_Set problem_
Copy every line of the records below where the word "ценностных" occurs.

_Supplied material_
----

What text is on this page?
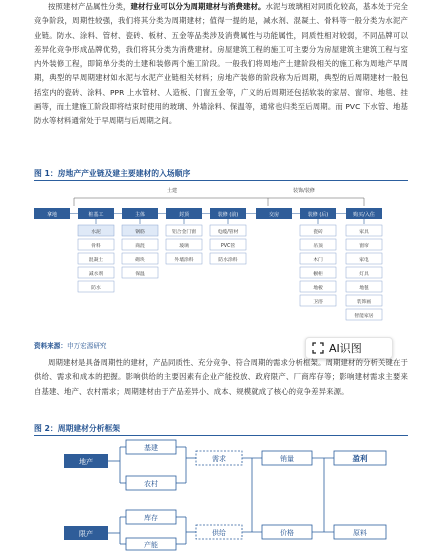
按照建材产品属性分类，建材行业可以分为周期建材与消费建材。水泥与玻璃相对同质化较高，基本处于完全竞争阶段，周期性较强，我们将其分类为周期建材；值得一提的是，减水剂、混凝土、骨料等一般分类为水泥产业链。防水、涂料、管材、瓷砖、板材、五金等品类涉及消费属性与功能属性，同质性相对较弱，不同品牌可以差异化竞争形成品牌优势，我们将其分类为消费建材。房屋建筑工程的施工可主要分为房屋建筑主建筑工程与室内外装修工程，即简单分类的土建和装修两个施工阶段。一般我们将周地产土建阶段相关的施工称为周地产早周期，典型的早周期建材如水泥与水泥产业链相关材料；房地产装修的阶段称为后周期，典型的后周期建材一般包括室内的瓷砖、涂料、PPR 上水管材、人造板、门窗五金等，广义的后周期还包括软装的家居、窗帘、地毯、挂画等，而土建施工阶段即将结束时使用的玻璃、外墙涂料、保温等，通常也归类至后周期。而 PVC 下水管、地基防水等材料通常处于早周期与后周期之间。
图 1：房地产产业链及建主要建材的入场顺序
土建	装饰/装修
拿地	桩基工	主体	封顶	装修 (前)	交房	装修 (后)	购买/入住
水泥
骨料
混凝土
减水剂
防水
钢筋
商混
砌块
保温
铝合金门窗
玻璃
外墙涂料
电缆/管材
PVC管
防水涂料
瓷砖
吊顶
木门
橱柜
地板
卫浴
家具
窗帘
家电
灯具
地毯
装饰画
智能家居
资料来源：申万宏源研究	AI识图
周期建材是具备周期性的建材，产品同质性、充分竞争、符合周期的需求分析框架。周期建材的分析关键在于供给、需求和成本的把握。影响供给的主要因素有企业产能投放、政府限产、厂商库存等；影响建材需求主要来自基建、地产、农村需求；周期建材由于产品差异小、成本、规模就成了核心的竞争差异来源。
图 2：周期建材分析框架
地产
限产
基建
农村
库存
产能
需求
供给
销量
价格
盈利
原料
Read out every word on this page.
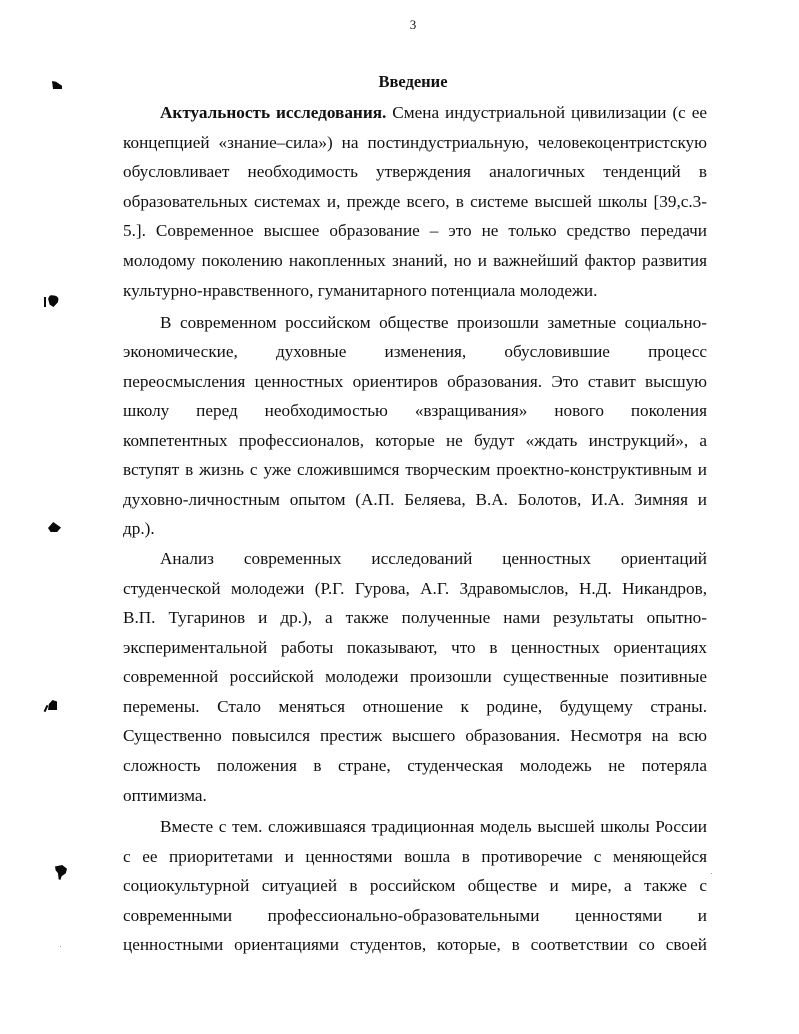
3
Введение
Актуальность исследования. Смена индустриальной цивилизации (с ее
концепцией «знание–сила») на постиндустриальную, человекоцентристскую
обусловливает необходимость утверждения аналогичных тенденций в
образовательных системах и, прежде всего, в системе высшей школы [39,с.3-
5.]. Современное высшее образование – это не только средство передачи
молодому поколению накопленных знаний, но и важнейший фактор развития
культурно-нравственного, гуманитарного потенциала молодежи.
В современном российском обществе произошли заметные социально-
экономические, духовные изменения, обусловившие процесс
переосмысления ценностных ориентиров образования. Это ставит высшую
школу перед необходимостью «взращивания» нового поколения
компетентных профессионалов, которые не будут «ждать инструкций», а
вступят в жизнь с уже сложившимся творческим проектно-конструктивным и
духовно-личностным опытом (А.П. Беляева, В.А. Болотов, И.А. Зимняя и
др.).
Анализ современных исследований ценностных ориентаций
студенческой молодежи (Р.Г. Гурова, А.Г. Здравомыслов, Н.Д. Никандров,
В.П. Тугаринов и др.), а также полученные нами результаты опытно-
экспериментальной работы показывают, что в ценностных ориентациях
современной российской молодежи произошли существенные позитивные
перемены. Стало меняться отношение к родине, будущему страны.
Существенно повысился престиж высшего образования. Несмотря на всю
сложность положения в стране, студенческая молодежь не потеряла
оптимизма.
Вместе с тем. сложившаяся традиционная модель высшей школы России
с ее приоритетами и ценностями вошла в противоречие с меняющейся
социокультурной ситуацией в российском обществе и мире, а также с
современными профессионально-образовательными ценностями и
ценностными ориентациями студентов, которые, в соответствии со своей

----

_Answer to this problem_
переосмысления ценностных ориентиров образования. Это ставит высшую
Анализ современных исследований ценностных ориентаций
экспериментальной работы показывают, что в ценностных ориентациях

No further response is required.